Selected passage:
Eating My Words: Ewan McDonald
THE restaurant-café-bar had been empty but for three or four blokes playing pool and one barmaid (are we still allowed to call her that?) polishing her nails rather than the boss’s glasses when we dropped in a couple of hours earlier to see if we needed to book for dinner.
You know the time and place: seaside, north of Auckland or any other city, baches, holiday weekend, not too many places open, best not to take the chance. “You don’t really need to book,” said the barwoman, “but I’ll pencil in your name anyway. Seven o’clock?”
This being New Zealand on a holiday weekend, it was raining cats and dogs and blowing something far more zoological by 7. John le Carre’s world-weary spy George Smiley reckons there is nothing so depressing as a seaside town in the rain; I have often tried to beat Smiley, or le Carre, to the outcome of a story but this time I was quite happy to give him the last word.
The carpark was now full and we had to walk all of 20 seconds to the door. Inside, we realised why: the bar was throbbing. Not that it was the only place in town, nor the only one open, but they had a touring band playing at 9. We slithered out and across the hall to the restaurant half of the café-bar-restaurant trilogy. It wasn’t throbbing: one of we four, Eamonn*, is a doctor but he was off-duty so I didn’t think I should ask if he could detect a pulse.
Two families filled 12-seater tables. A couple left as we arrived but I’m sure it was nothing personal. In the corner sat a man alone. Very Mulgan.

Task requirements:
[A] Answer these questions about the seaside dinner column:
(i) What was the barmaid doing when the group first dropped in?
(ii) At what time was the touring band scheduled to play?
(iii) What is Eamonn's profession?
[B] List every party of diners that the seaside dinner column describes in the restaurant when the group walked in.
[C] Carry on the seaside dinner column from its final sentence in the same voice.

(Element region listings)
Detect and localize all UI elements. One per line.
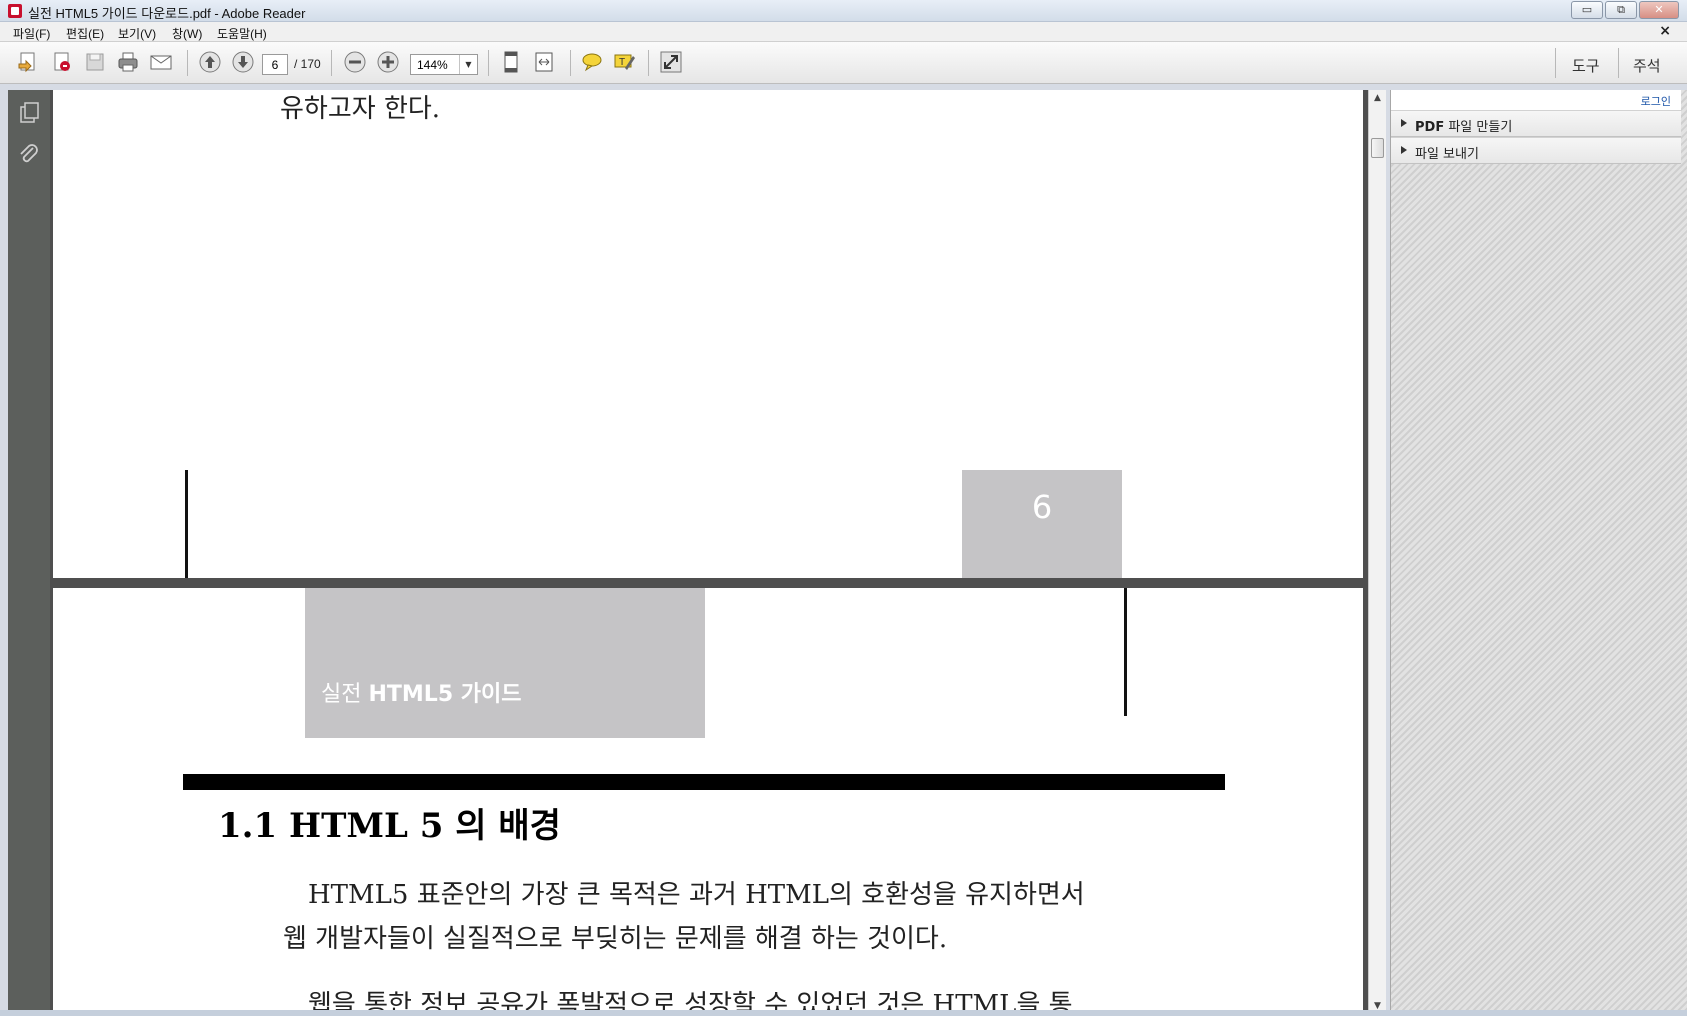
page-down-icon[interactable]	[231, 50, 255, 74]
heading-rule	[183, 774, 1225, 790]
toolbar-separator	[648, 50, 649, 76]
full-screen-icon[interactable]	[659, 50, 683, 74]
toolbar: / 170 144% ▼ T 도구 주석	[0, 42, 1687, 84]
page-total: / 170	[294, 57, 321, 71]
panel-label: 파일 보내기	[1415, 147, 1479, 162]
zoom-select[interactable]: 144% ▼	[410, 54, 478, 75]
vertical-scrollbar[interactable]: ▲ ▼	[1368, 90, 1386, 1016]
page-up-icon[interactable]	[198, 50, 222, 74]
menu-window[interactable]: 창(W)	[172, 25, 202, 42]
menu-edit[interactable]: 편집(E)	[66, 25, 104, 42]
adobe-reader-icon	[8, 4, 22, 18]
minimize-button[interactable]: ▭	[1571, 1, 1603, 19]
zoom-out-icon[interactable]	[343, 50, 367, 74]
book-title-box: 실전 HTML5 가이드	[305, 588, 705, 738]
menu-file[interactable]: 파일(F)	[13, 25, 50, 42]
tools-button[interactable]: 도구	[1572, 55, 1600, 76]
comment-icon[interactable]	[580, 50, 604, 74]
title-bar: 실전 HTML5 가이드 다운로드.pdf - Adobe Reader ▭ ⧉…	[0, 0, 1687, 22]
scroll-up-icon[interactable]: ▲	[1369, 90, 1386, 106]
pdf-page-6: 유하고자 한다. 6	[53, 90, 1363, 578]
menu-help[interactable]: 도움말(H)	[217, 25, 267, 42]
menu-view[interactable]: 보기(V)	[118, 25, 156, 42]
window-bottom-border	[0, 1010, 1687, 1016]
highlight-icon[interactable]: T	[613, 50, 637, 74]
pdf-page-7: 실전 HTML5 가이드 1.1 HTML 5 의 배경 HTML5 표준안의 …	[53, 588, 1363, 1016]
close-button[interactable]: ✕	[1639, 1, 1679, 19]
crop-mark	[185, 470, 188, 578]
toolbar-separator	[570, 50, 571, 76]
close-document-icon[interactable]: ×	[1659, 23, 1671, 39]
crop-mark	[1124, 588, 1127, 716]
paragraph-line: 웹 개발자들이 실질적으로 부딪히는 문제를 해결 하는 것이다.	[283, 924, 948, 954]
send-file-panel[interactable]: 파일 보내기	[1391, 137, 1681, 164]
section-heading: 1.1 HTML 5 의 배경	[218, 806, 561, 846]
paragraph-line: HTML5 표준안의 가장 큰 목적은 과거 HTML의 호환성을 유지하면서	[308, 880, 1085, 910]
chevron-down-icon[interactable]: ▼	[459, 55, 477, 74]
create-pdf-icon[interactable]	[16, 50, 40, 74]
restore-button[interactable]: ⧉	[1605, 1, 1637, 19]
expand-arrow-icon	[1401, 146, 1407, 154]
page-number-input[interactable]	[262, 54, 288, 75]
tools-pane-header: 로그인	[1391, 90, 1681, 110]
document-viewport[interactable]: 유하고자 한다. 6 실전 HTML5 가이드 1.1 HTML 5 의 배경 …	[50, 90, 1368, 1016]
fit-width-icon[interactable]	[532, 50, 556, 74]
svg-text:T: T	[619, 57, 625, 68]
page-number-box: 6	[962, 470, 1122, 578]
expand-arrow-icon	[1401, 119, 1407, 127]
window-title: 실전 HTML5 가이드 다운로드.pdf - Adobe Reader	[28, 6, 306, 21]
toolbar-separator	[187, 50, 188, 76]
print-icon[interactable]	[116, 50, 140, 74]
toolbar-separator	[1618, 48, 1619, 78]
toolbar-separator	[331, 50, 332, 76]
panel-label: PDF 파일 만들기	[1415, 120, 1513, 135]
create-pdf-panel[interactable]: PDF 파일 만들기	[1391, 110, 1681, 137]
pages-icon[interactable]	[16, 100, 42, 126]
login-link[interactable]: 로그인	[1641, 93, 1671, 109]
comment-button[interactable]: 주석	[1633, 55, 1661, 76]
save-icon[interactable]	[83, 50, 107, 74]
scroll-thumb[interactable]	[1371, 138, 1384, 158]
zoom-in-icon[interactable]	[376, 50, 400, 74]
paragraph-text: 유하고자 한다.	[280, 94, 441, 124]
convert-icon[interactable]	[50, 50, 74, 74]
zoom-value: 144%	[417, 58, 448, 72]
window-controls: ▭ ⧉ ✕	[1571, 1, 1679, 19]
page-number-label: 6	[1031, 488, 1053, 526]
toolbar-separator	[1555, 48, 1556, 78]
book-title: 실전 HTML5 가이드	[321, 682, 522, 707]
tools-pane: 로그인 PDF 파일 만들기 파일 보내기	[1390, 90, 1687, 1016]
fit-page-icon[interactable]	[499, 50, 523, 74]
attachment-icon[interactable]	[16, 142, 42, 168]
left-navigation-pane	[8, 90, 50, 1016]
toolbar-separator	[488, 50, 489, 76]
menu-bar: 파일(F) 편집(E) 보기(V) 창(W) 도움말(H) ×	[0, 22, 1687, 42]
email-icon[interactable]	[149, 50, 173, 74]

Expected results:
[A]
(i) Polishing her nails.
(ii) At 9.
(iii) He is a doctor.

[B]
- Two families filling 12-seater tables
- A couple who left as the group arrived
- A man sitting alone in the corner

[C]
The menus and wine list were on the table which saved the lone 16-year-old waitress one task.
Being by the water – well, the tide was lapping just past the petrol station and across the mangroves – there was much seafood. It came in chowder and fritters and beer batter and pan-fried.
The other three were determined: I thought about steak, making the point that the seafood had probably also come up State Highway One, possibly a day or three earlier than us. “Fish of the Day” could mean they’d cooked the box of hapuka on Thursday and the John Dory on Friday. On most New Zealand menus, “fish of the day” is right up there with “Chef’s Salad, freshly picked from our garden” as a breach of the Trade Description Act.
But there was plenty of choice: you could order fish or steak with fries and salad or mash and veges.
Sandy* went to the counter and brought us four glasses of water. The waitress found our table and took our order. Pretty straightforward though someone wanted kumara chips instead of mash but with the veges and not the salad, that sort of thing.
Five minutes later the waitress came back for the drinks order. Ten minutes later Sandy decided she’d watched the wine, and glasses, sitting on the counter long enough and went up to collect them. Just as the waitress emerged from the bar with Eamonn’s beer. Well, almost: he’d asked for Mac’s Black, they’d run out and substituted Monteith’s Black. Already opened, figuring he was a Kiwi and wouldn’t complain. Eamonn is not a Kiwi.
Sometime during the 30-minute wait for our meals Jude stoked the fire (and I mean that in a strictly Promethean way) because there’s nothing worse than being cold and hungry and if we couldn’t do much about one we could relieve the other.
Sandy noticed that Mum, Dad and four kids at a table across the room had meals in front of them but weren’t eating, figured they were missing a set of cutlery, so took one to them from an empty table. “Oh no,” said Mum, “we’re still waiting for one meal.” The last supper arrived in the bat of an eye, assuming that it takes a bat about 10 minutes to blink.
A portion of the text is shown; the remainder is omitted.